### Records
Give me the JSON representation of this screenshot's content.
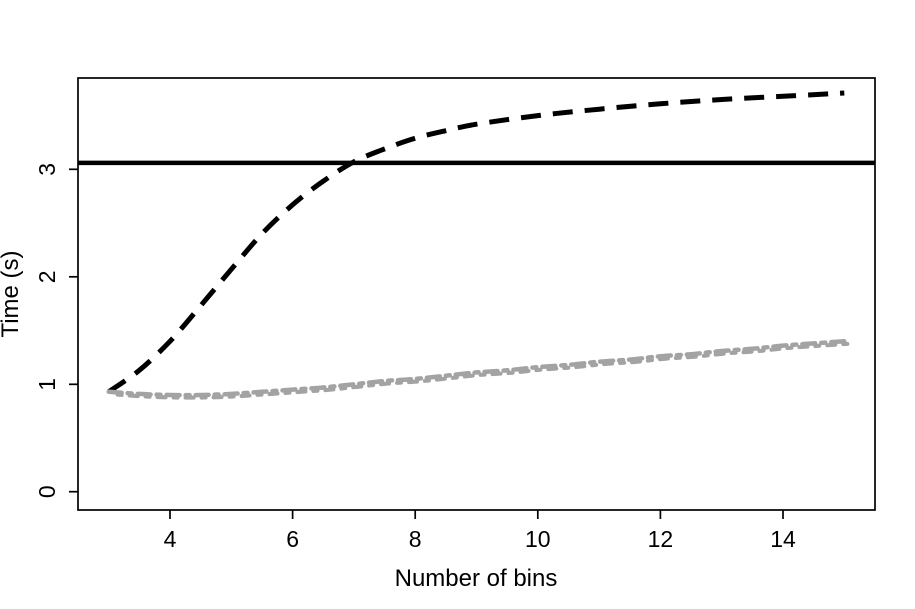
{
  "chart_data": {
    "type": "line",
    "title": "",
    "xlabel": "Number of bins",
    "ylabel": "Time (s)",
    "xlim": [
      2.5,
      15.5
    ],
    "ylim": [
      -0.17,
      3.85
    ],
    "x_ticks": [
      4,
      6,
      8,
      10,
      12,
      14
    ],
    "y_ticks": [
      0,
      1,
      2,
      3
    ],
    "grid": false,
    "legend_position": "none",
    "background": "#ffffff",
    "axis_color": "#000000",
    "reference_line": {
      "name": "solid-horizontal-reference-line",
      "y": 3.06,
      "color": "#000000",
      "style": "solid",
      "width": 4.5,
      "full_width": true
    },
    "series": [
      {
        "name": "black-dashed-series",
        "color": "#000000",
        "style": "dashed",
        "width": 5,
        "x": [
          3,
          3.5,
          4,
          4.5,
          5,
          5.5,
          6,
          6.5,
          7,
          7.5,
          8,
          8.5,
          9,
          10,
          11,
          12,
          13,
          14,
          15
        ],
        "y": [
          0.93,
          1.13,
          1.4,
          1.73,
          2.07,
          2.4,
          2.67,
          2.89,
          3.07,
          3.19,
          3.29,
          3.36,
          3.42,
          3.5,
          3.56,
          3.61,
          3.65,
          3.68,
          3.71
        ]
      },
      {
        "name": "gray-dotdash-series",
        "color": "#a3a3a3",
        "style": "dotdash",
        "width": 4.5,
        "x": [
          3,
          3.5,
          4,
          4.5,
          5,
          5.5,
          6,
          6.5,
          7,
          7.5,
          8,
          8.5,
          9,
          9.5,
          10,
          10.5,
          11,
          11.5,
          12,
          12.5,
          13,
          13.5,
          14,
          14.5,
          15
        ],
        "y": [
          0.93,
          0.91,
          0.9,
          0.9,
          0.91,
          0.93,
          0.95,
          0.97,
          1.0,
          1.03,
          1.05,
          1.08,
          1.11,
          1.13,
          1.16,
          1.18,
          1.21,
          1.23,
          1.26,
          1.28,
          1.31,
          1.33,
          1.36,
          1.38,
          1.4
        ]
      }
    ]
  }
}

* * *

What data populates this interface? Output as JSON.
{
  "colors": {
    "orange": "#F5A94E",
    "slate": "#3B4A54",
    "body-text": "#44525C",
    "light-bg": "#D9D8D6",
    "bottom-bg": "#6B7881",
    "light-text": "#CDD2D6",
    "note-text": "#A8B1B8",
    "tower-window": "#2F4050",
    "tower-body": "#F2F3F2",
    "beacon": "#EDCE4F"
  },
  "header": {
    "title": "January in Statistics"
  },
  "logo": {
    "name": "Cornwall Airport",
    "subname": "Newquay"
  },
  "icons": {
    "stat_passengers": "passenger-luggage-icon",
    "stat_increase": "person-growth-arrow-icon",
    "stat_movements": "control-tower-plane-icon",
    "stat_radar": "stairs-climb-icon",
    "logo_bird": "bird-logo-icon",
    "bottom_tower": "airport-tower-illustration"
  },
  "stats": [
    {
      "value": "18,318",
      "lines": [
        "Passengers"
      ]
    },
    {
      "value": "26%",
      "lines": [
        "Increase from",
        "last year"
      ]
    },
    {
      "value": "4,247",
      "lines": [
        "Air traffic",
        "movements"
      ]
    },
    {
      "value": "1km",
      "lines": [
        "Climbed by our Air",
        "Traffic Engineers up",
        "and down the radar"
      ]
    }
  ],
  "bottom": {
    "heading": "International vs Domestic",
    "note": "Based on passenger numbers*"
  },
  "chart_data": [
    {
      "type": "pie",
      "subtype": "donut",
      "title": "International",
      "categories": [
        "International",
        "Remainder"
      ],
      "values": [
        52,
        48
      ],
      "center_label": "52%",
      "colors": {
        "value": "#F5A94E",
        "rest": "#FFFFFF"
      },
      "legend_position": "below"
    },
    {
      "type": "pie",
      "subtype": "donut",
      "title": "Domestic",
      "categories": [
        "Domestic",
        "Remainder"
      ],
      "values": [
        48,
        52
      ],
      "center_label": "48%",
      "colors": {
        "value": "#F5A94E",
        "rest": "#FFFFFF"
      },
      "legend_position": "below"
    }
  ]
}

### Aim of the exercise
List the lines of the entries that include "title".

### Worked solution
    "title": "",
    "title": "January in Statistics"
      "title": "International",
      "title": "Domestic",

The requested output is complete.